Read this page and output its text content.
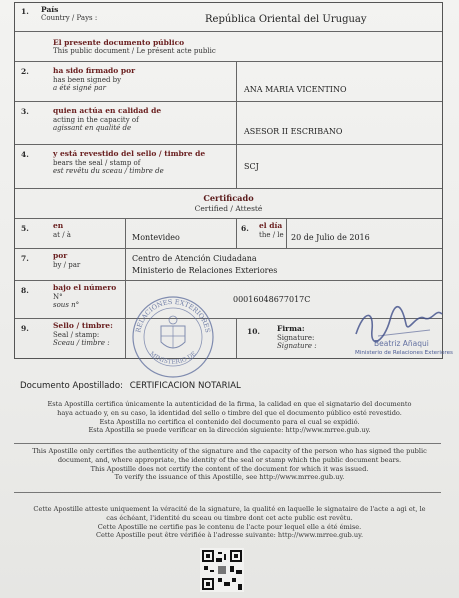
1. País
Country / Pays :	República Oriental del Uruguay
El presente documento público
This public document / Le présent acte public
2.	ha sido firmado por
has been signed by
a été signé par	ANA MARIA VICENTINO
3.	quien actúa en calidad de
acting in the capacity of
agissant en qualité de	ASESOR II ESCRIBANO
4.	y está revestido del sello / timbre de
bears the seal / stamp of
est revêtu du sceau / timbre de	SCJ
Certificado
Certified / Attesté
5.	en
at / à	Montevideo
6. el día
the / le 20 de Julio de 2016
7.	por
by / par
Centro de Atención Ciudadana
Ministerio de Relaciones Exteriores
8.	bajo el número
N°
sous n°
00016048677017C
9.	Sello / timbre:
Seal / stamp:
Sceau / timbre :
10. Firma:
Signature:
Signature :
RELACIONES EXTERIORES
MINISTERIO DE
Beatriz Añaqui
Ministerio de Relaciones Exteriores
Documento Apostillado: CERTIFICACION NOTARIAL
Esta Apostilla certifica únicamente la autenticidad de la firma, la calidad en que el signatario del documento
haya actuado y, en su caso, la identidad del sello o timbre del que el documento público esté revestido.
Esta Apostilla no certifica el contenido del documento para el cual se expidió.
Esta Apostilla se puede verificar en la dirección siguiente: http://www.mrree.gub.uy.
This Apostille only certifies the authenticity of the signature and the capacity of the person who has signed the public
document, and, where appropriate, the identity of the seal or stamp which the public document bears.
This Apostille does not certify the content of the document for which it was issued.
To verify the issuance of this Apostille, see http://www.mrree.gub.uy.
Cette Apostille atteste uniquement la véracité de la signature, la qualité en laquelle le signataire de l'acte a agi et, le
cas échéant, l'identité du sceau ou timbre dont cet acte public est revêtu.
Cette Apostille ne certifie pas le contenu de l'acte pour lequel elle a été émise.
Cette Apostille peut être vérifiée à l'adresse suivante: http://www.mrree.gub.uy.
—————
CHALLENGE:
Isolate each line of the listing above that includes "http". Copy it.

CORRECT ANSWER:
Esta Apostilla se puede verificar en la dirección siguiente: http://www.mrree.gub.uy.
To verify the issuance of this Apostille, see http://www.mrree.gub.uy.
Cette Apostille peut être vérifiée à l'adresse suivante: http://www.mrree.gub.uy.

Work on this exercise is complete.